[CRITIQUE] : Private War
Réalisateur : Matthew Heineman
Acteurs : Rosamund Pike, Jamie Dornan, Taron Egerton,...
Distributeur : Metropolitan FilmExport
Budget : -
Genre : Drame, Biopic.
Nationalité : Britannique.
Durée : 1h56min
Synopsis :
Dans un monde dévasté par les conflits, Marie Colvin est l'une des correspondantes de guerre les plus célèbres de notre époque. Son esprit intrépide et rebelle, sa volonté de donner la parole aux sans voix, sa capacité à constamment tester ses limites font d’elle une frondeuse qu’aucune élite ni dictateur n’effraient. Jusqu’au jour où, accompagnée du photographe de guerre Paul Conroy, elle entreprend la mission la plus dangereuse de sa vie dans la ville syrienne assiégée de Homs.
Critique :
Si #PrivateWar couvre la carrière troublée et passionnée de la journaliste Marie Colvin, c'est pour mieux incarner non pas un biopic manichéen mais bien une étude psychologique intimement angoissante, grisante et émouvante sur l'obsession d'une femme a percer la vérité du terrain pic.twitter.com/gr8qXEtbTr— FuckingCinephiles (@FuckCinephiles) November 1, 2019
Il y a quelque d'infiniment frustrant dans le fait de devoir découvrir des films potentiellement importants, autant dans l'histoire qu'ils véhiculent que par le talent certains des artisans qui l'habitent, non pas en salles mais directement dans les bacs à DVD et Blu-ray, qui plus est via une sortie tellement discrète que s'en est presque indécent.

> [CONSIGNE]:
Extrayez tel quel de la critique de Private War le passage allant de « Distributeur : Metropolitan » jusqu'à « assiégée de Homs. ».

> [ENTRÉES EXTRAITES]:
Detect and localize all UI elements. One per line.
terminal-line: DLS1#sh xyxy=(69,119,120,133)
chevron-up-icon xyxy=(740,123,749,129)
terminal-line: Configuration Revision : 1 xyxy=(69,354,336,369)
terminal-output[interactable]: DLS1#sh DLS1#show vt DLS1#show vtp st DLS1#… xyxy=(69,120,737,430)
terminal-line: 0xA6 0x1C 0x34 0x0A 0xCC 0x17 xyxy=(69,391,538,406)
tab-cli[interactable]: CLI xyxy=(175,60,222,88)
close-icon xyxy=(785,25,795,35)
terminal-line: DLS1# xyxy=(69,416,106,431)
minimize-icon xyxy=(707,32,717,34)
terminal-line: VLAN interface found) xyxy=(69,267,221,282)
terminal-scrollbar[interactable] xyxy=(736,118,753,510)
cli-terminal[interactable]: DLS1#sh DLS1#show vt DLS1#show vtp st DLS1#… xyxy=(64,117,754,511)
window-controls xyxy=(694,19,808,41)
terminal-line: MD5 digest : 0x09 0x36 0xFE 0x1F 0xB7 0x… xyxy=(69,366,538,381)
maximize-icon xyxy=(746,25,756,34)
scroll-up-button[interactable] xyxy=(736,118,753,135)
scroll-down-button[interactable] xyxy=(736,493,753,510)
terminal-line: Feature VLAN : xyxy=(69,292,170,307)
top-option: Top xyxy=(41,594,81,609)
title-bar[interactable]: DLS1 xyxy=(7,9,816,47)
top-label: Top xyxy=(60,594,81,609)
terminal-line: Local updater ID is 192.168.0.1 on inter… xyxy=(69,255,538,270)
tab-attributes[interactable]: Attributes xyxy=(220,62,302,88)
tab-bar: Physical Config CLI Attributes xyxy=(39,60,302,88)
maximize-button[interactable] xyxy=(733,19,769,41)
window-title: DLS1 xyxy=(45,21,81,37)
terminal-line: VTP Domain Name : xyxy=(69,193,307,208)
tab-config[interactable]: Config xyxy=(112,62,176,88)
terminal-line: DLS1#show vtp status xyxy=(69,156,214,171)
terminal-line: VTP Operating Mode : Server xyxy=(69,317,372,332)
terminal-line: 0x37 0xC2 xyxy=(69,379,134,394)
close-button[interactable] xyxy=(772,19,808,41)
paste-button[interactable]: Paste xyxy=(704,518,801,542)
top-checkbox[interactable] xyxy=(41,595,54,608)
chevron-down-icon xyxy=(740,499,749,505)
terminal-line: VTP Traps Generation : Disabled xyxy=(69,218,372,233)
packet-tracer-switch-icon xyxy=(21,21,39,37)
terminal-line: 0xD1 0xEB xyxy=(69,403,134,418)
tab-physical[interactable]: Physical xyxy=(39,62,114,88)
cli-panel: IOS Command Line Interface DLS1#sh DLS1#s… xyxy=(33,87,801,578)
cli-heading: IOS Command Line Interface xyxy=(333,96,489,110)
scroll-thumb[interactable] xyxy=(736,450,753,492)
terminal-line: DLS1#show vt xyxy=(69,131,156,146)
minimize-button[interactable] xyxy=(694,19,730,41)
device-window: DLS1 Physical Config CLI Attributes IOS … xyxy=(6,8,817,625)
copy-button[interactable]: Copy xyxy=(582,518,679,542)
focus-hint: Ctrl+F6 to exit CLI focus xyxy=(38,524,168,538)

> [RÉSULTAT]:
Distributeur : Metropolitan FilmExport
Budget : -
Genre : Drame, Biopic.
Nationalité : Britannique.
Durée : 1h56min
Synopsis :
Dans un monde dévasté par les conflits, Marie Colvin est l'une des correspondantes de guerre les plus célèbres de notre époque. Son esprit intrépide et rebelle, sa volonté de donner la parole aux sans voix, sa capacité à constamment tester ses limites font d’elle une frondeuse qu’aucune élite ni dictateur n’effraient. Jusqu’au jour où, accompagnée du photographe de guerre Paul Conroy, elle entreprend la mission la plus dangereuse de sa vie dans la ville syrienne assiégée de Homs.